* Task brief
In how many lines does the string "zakrętów" appear? Answer with the number only.

* Listing
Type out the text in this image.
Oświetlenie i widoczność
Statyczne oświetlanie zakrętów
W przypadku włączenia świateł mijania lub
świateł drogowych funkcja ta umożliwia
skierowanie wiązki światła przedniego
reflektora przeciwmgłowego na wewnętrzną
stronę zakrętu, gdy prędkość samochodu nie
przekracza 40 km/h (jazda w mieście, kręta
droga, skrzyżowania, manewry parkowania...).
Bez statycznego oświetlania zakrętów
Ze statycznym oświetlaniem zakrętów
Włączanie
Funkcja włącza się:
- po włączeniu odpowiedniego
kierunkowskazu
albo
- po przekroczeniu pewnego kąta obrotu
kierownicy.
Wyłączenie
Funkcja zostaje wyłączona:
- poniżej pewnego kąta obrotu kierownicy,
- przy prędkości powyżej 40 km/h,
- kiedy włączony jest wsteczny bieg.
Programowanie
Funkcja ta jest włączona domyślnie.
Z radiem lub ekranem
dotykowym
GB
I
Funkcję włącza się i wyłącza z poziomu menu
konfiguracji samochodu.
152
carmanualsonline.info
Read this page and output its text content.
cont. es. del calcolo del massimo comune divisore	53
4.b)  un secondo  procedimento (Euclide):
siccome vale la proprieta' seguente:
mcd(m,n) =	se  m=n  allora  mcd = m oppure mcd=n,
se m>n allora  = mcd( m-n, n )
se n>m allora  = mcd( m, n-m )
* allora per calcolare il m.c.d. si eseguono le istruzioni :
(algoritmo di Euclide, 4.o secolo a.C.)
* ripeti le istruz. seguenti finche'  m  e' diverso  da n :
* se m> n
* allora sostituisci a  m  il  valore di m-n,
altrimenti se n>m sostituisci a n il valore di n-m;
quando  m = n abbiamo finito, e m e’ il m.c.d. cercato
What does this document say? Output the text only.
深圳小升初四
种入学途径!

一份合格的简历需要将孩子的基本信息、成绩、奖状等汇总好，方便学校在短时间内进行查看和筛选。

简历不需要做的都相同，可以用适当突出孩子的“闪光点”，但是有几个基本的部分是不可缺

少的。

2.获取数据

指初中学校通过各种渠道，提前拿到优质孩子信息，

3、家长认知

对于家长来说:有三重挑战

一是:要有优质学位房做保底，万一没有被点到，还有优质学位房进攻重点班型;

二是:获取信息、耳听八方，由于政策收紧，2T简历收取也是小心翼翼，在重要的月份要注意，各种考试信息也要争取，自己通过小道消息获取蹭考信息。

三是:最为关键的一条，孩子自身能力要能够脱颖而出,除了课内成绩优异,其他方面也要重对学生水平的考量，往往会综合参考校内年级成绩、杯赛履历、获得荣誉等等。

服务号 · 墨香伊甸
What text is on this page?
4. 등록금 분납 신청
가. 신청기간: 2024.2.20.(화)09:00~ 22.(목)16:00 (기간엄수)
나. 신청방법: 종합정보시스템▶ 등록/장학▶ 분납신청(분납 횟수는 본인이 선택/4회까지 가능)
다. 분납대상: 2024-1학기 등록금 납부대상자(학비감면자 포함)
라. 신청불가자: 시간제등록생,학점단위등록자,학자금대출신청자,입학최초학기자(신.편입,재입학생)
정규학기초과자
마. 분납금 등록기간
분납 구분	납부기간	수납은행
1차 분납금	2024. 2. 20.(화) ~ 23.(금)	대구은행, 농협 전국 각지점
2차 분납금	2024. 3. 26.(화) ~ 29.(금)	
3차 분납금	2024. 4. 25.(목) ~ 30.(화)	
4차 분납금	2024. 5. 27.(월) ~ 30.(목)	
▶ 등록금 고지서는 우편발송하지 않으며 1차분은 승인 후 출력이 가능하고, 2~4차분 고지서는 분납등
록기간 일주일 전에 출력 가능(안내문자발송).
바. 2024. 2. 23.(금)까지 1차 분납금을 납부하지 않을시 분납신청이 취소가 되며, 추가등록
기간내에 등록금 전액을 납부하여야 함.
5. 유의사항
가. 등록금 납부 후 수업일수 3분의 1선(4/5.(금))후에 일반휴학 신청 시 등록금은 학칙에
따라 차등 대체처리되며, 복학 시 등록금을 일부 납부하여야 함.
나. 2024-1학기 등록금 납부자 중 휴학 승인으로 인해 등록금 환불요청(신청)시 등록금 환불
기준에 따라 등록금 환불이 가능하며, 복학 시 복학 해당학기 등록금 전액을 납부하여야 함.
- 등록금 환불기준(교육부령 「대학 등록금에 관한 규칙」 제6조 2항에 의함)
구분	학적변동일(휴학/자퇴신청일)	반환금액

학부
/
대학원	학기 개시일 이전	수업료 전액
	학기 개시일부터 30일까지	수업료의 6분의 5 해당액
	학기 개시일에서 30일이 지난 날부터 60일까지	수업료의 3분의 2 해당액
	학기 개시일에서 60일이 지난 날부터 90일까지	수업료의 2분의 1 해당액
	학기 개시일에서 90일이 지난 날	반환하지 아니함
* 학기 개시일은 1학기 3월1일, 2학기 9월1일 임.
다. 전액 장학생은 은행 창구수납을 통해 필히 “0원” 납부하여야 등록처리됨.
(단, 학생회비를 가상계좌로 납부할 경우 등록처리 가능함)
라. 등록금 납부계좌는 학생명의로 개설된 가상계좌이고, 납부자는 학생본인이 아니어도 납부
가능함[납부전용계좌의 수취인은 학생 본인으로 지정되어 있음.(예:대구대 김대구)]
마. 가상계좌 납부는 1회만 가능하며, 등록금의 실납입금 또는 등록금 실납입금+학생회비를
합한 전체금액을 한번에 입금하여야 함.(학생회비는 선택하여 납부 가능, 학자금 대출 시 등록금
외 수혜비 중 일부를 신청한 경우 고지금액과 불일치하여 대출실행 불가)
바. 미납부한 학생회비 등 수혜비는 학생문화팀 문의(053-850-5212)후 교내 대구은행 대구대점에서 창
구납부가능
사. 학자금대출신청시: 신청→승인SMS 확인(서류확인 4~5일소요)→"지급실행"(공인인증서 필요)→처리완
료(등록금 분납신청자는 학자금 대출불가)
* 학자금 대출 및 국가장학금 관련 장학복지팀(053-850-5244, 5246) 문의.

* Expected answer
3